### EXERCISE INSTRUCTIONS
Give the listing below again in full, exactly as written.

### WORKING DATA

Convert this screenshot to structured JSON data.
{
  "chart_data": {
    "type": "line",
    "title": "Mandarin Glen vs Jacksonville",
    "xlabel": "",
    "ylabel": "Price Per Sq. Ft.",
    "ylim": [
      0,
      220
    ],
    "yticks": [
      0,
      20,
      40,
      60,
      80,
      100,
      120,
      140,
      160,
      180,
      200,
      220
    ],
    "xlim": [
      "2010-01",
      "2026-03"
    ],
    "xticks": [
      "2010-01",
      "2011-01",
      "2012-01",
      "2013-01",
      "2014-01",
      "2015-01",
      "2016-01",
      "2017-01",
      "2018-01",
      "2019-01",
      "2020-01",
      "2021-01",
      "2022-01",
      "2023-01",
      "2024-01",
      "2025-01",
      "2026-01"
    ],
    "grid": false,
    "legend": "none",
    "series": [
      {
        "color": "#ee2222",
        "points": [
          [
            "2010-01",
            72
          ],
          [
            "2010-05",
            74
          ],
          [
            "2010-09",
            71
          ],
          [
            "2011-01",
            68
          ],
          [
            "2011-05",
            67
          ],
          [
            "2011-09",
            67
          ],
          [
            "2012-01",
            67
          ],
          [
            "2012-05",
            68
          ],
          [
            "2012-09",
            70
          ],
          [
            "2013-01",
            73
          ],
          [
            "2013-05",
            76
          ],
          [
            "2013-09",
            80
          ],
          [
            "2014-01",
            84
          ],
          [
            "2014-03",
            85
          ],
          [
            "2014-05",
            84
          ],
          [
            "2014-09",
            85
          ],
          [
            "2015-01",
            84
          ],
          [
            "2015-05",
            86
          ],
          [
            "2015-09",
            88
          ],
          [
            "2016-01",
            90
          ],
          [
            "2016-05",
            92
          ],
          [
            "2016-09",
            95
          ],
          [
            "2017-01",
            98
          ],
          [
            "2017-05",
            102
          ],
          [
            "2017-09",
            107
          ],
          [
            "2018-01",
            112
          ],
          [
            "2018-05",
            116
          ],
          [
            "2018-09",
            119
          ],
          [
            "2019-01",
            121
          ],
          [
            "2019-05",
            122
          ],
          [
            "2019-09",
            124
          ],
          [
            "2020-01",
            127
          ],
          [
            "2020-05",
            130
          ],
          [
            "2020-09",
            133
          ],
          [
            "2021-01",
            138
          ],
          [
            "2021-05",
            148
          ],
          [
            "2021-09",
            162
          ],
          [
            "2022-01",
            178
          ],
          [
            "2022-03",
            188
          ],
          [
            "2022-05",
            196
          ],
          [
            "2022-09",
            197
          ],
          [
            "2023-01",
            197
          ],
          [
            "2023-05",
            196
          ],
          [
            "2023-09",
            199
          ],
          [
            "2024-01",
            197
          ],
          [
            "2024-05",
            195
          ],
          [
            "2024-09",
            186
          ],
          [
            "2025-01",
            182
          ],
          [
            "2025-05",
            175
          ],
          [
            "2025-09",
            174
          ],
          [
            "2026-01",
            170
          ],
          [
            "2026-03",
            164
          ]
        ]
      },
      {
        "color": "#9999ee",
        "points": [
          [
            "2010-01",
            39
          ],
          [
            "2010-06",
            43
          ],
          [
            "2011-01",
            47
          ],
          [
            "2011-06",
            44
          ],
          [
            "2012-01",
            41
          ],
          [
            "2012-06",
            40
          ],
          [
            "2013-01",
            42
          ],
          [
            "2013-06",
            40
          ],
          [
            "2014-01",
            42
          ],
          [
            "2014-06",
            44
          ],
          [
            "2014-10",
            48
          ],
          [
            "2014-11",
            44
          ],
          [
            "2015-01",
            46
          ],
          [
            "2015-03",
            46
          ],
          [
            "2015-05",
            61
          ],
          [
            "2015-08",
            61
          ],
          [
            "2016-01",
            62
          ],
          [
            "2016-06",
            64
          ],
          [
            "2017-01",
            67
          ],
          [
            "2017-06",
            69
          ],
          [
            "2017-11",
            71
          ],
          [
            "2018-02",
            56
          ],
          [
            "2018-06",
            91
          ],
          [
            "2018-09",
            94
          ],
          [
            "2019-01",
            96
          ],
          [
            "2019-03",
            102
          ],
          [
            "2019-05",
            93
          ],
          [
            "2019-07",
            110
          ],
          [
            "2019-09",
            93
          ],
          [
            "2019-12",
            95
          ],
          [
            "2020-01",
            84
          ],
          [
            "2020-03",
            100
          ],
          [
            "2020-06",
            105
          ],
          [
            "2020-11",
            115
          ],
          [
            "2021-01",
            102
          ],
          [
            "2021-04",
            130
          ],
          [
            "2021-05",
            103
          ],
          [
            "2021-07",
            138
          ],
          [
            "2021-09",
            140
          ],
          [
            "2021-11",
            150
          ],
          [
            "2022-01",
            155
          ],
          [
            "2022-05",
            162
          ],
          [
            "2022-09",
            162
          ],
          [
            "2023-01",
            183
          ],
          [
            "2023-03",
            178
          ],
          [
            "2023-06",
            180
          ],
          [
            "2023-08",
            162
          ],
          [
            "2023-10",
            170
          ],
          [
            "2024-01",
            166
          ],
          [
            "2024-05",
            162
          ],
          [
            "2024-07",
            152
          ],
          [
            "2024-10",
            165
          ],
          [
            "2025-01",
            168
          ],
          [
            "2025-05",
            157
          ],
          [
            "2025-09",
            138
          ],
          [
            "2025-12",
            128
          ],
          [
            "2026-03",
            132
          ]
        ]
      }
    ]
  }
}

### CORRECT RESPONSE
Convert this screenshot to structured JSON data.
{
  "chart_data": {
    "type": "line",
    "title": "Mandarin Glen vs Jacksonville",
    "xlabel": "",
    "ylabel": "Price Per Sq. Ft.",
    "ylim": [
      0,
      220
    ],
    "yticks": [
      0,
      20,
      40,
      60,
      80,
      100,
      120,
      140,
      160,
      180,
      200,
      220
    ],
    "xlim": [
      "2010-01",
      "2026-03"
    ],
    "xticks": [
      "2010-01",
      "2011-01",
      "2012-01",
      "2013-01",
      "2014-01",
      "2015-01",
      "2016-01",
      "2017-01",
      "2018-01",
      "2019-01",
      "2020-01",
      "2021-01",
      "2022-01",
      "2023-01",
      "2024-01",
      "2025-01",
      "2026-01"
    ],
    "grid": false,
    "legend": "none",
    "series": [
      {
        "color": "#ee2222",
        "points": [
          [
            "2010-01",
            72
          ],
          [
            "2010-05",
            74
          ],
          [
            "2010-09",
            71
          ],
          [
            "2011-01",
            68
          ],
          [
            "2011-05",
            67
          ],
          [
            "2011-09",
            67
          ],
          [
            "2012-01",
            67
          ],
          [
            "2012-05",
            68
          ],
          [
            "2012-09",
            70
          ],
          [
            "2013-01",
            73
          ],
          [
            "2013-05",
            76
          ],
          [
            "2013-09",
            80
          ],
          [
            "2014-01",
            84
          ],
          [
            "2014-03",
            85
          ],
          [
            "2014-05",
            84
          ],
          [
            "2014-09",
            85
          ],
          [
            "2015-01",
            84
          ],
          [
            "2015-05",
            86
          ],
          [
            "2015-09",
            88
          ],
          [
            "2016-01",
            90
          ],
          [
            "2016-05",
            92
          ],
          [
            "2016-09",
            95
          ],
          [
            "2017-01",
            98
          ],
          [
            "2017-05",
            102
          ],
          [
            "2017-09",
            107
          ],
          [
            "2018-01",
            112
          ],
          [
            "2018-05",
            116
          ],
          [
            "2018-09",
            119
          ],
          [
            "2019-01",
            121
          ],
          [
            "2019-05",
            122
          ],
          [
            "2019-09",
            124
          ],
          [
            "2020-01",
            127
          ],
          [
            "2020-05",
            130
          ],
          [
            "2020-09",
            133
          ],
          [
            "2021-01",
            138
          ],
          [
            "2021-05",
            148
          ],
          [
            "2021-09",
            162
          ],
          [
            "2022-01",
            178
          ],
          [
            "2022-03",
            188
          ],
          [
            "2022-05",
            196
          ],
          [
            "2022-09",
            197
          ],
          [
            "2023-01",
            197
          ],
          [
            "2023-05",
            196
          ],
          [
            "2023-09",
            199
          ],
          [
            "2024-01",
            197
          ],
          [
            "2024-05",
            195
          ],
          [
            "2024-09",
            186
          ],
          [
            "2025-01",
            182
          ],
          [
            "2025-05",
            175
          ],
          [
            "2025-09",
            174
          ],
          [
            "2026-01",
            170
          ],
          [
            "2026-03",
            164
          ]
        ]
      },
      {
        "color": "#9999ee",
        "points": [
          [
            "2010-01",
            39
          ],
          [
            "2010-06",
            43
          ],
          [
            "2011-01",
            47
          ],
          [
            "2011-06",
            44
          ],
          [
            "2012-01",
            41
          ],
          [
            "2012-06",
            40
          ],
          [
            "2013-01",
            42
          ],
          [
            "2013-06",
            40
          ],
          [
            "2014-01",
            42
          ],
          [
            "2014-06",
            44
          ],
          [
            "2014-10",
            48
          ],
          [
            "2014-11",
            44
          ],
          [
            "2015-01",
            46
          ],
          [
            "2015-03",
            46
          ],
          [
            "2015-05",
            61
          ],
          [
            "2015-08",
            61
          ],
          [
            "2016-01",
            62
          ],
          [
            "2016-06",
            64
          ],
          [
            "2017-01",
            67
          ],
          [
            "2017-06",
            69
          ],
          [
            "2017-11",
            71
          ],
          [
            "2018-02",
            56
          ],
          [
            "2018-06",
            91
          ],
          [
            "2018-09",
            94
          ],
          [
            "2019-01",
            96
          ],
          [
            "2019-03",
            102
          ],
          [
            "2019-05",
            93
          ],
          [
            "2019-07",
            110
          ],
          [
            "2019-09",
            93
          ],
          [
            "2019-12",
            95
          ],
          [
            "2020-01",
            84
          ],
          [
            "2020-03",
            100
          ],
          [
            "2020-06",
            105
          ],
          [
            "2020-11",
            115
          ],
          [
            "2021-01",
            102
          ],
          [
            "2021-04",
            130
          ],
          [
            "2021-05",
            103
          ],
          [
            "2021-07",
            138
          ],
          [
            "2021-09",
            140
          ],
          [
            "2021-11",
            150
          ],
          [
            "2022-01",
            155
          ],
          [
            "2022-05",
            162
          ],
          [
            "2022-09",
            162
          ],
          [
            "2023-01",
            183
          ],
          [
            "2023-03",
            178
          ],
          [
            "2023-06",
            180
          ],
          [
            "2023-08",
            162
          ],
          [
            "2023-10",
            170
          ],
          [
            "2024-01",
            166
          ],
          [
            "2024-05",
            162
          ],
          [
            "2024-07",
            152
          ],
          [
            "2024-10",
            165
          ],
          [
            "2025-01",
            168
          ],
          [
            "2025-05",
            157
          ],
          [
            "2025-09",
            138
          ],
          [
            "2025-12",
            128
          ],
          [
            "2026-03",
            132
          ]
        ]
      }
    ]
  }
}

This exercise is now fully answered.